**Instruction:**
Repeat every record below exactly, omitting any pictures.

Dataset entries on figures
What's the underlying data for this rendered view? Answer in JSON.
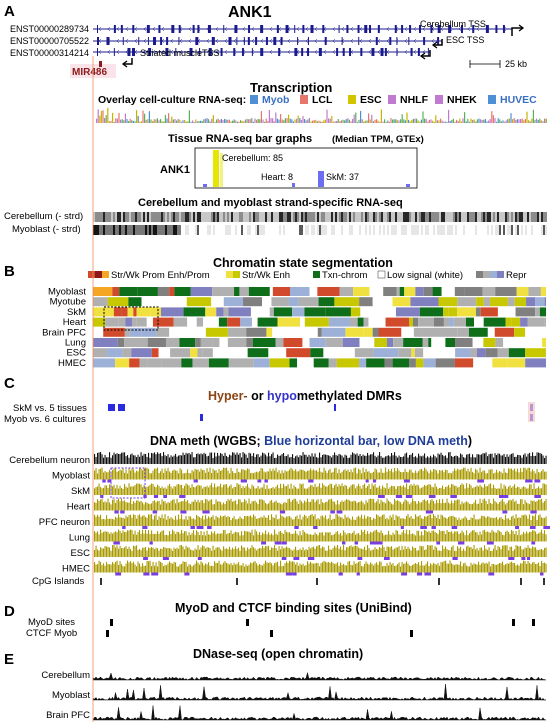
{
  "panels": {
    "a": {
      "letter": "A",
      "gene_title": "ANK1",
      "transcripts": [
        "ENST00000289734",
        "ENST00000705522",
        "ENST00000314214"
      ],
      "tss_labels": {
        "cerebellum": "Cerebellum TSS",
        "esc": "ESC TSS",
        "muscle": "Striated muscleTSS"
      },
      "mirna": "MIR486",
      "scale": "25 kb",
      "transcription_title": "Transcription",
      "overlay_label": "Overlay cell-culture RNA-seq:",
      "cell_cultures": [
        {
          "name": "Myob",
          "color": "#4f8fd6"
        },
        {
          "name": "LCL",
          "color": "#e8776b"
        },
        {
          "name": "ESC",
          "color": "#d4c400"
        },
        {
          "name": "NHLF",
          "color": "#c07ad0"
        },
        {
          "name": "NHEK",
          "color": "#c07ad0"
        },
        {
          "name": "HUVEC",
          "color": "#4f8fd6"
        }
      ],
      "tissue_title": "Tissue RNA-seq bar graphs",
      "tissue_subtitle": "(Median TPM, GTEx)",
      "bar_gene_label": "ANK1",
      "bar_labels": {
        "cerebellum": "Cerebellum: 85",
        "heart": "Heart: 8",
        "skm": "SkM: 37"
      },
      "strand_title": "Cerebellum and myoblast strand-specific RNA-seq",
      "strand_tracks": [
        "Cerebellum (- strd)",
        "Myoblast (- strd)"
      ]
    },
    "b": {
      "letter": "B",
      "title": "Chromatin state segmentation",
      "legend": [
        {
          "label": "Str/Wk Prom Enh/Prom",
          "colors": [
            "#d24a2c",
            "#8b1a1a",
            "#f5a623"
          ]
        },
        {
          "label": "Str/Wk Enh",
          "colors": [
            "#f0e040",
            "#c8c800"
          ]
        },
        {
          "label": "Txn-chrom",
          "colors": [
            "#0f6e1a"
          ]
        },
        {
          "label": "Low signal (white)",
          "colors": [
            "#ffffff"
          ]
        },
        {
          "label": "Repr",
          "colors": [
            "#808080",
            "#b0b0b0",
            "#9db0d8",
            "#8080c0"
          ]
        }
      ],
      "rows": [
        "Myoblast",
        "Myotube",
        "SkM",
        "Heart",
        "Brain PFC",
        "Lung",
        "ESC",
        "HMEC"
      ]
    },
    "c": {
      "letter": "C",
      "dmr_title_hyper": "Hyper-",
      "dmr_title_mid": " or ",
      "dmr_title_hypo": "hypo",
      "dmr_title_end": "methylated DMRs",
      "dmr_rows": [
        "SkM vs. 5 tissues",
        "Myob vs. 6 cultures"
      ],
      "meth_title_a": "DNA meth (WGBS; ",
      "meth_title_b": "Blue horizontal bar, low DNA meth",
      "meth_title_c": ")",
      "meth_rows": [
        "Cerebellum neuron",
        "Myoblast",
        "SkM",
        "Heart",
        "PFC neuron",
        "Lung",
        "ESC",
        "HMEC"
      ],
      "cpg_label": "CpG Islands"
    },
    "d": {
      "letter": "D",
      "title": "MyoD and CTCF binding sites (UniBind)",
      "rows": [
        "MyoD sites",
        "CTCF Myob"
      ]
    },
    "e": {
      "letter": "E",
      "title": "DNase-seq (open chromatin)",
      "rows": [
        "Cerebellum",
        "Myoblast",
        "Brain PFC"
      ]
    }
  }
}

**Finished exercise:**
What's the underlying data for this rendered view? Answer in JSON.
{
  "panels": {
    "a": {
      "letter": "A",
      "gene_title": "ANK1",
      "transcripts": [
        "ENST00000289734",
        "ENST00000705522",
        "ENST00000314214"
      ],
      "tss_labels": {
        "cerebellum": "Cerebellum TSS",
        "esc": "ESC TSS",
        "muscle": "Striated muscleTSS"
      },
      "mirna": "MIR486",
      "scale": "25 kb",
      "transcription_title": "Transcription",
      "overlay_label": "Overlay cell-culture RNA-seq:",
      "cell_cultures": [
        {
          "name": "Myob",
          "color": "#4f8fd6"
        },
        {
          "name": "LCL",
          "color": "#e8776b"
        },
        {
          "name": "ESC",
          "color": "#d4c400"
        },
        {
          "name": "NHLF",
          "color": "#c07ad0"
        },
        {
          "name": "NHEK",
          "color": "#c07ad0"
        },
        {
          "name": "HUVEC",
          "color": "#4f8fd6"
        }
      ],
      "tissue_title": "Tissue RNA-seq bar graphs",
      "tissue_subtitle": "(Median TPM, GTEx)",
      "bar_gene_label": "ANK1",
      "bar_labels": {
        "cerebellum": "Cerebellum: 85",
        "heart": "Heart: 8",
        "skm": "SkM: 37"
      },
      "strand_title": "Cerebellum and myoblast strand-specific RNA-seq",
      "strand_tracks": [
        "Cerebellum (- strd)",
        "Myoblast (- strd)"
      ]
    },
    "b": {
      "letter": "B",
      "title": "Chromatin state segmentation",
      "legend": [
        {
          "label": "Str/Wk Prom Enh/Prom",
          "colors": [
            "#d24a2c",
            "#8b1a1a",
            "#f5a623"
          ]
        },
        {
          "label": "Str/Wk Enh",
          "colors": [
            "#f0e040",
            "#c8c800"
          ]
        },
        {
          "label": "Txn-chrom",
          "colors": [
            "#0f6e1a"
          ]
        },
        {
          "label": "Low signal (white)",
          "colors": [
            "#ffffff"
          ]
        },
        {
          "label": "Repr",
          "colors": [
            "#808080",
            "#b0b0b0",
            "#9db0d8",
            "#8080c0"
          ]
        }
      ],
      "rows": [
        "Myoblast",
        "Myotube",
        "SkM",
        "Heart",
        "Brain PFC",
        "Lung",
        "ESC",
        "HMEC"
      ]
    },
    "c": {
      "letter": "C",
      "dmr_title_hyper": "Hyper-",
      "dmr_title_mid": " or ",
      "dmr_title_hypo": "hypo",
      "dmr_title_end": "methylated DMRs",
      "dmr_rows": [
        "SkM vs. 5 tissues",
        "Myob vs. 6 cultures"
      ],
      "meth_title_a": "DNA meth (WGBS; ",
      "meth_title_b": "Blue horizontal bar, low DNA meth",
      "meth_title_c": ")",
      "meth_rows": [
        "Cerebellum neuron",
        "Myoblast",
        "SkM",
        "Heart",
        "PFC neuron",
        "Lung",
        "ESC",
        "HMEC"
      ],
      "cpg_label": "CpG Islands"
    },
    "d": {
      "letter": "D",
      "title": "MyoD and CTCF binding sites (UniBind)",
      "rows": [
        "MyoD sites",
        "CTCF Myob"
      ]
    },
    "e": {
      "letter": "E",
      "title": "DNase-seq (open chromatin)",
      "rows": [
        "Cerebellum",
        "Myoblast",
        "Brain PFC"
      ]
    }
  }
}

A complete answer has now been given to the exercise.